## RECORDS FOR PROCESSING
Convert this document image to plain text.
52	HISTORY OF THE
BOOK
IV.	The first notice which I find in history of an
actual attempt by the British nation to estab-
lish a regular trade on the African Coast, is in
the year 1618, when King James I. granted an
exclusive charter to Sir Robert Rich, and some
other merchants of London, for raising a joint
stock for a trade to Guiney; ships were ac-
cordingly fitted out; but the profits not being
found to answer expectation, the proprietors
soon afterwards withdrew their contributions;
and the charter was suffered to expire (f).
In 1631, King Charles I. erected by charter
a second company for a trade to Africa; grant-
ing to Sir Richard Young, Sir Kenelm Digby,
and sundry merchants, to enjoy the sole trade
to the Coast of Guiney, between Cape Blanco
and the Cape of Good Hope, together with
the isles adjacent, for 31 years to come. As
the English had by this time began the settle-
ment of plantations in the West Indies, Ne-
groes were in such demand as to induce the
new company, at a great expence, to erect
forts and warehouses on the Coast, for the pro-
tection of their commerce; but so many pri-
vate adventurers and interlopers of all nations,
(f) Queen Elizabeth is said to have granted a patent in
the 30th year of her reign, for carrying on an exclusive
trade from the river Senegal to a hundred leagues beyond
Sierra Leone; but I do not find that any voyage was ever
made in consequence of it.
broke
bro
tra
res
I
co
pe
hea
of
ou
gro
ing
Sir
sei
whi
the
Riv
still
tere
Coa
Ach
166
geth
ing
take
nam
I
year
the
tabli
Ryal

## SHORT TASK
In the records above, find each line with the word "Coast" and copy it.

## ANSWER TO THE EXERCISE
lish a regular trade on the African Coast, is in
to the Coast of Guiney, between Cape Blanco
forts and warehouses on the Coast, for the pro-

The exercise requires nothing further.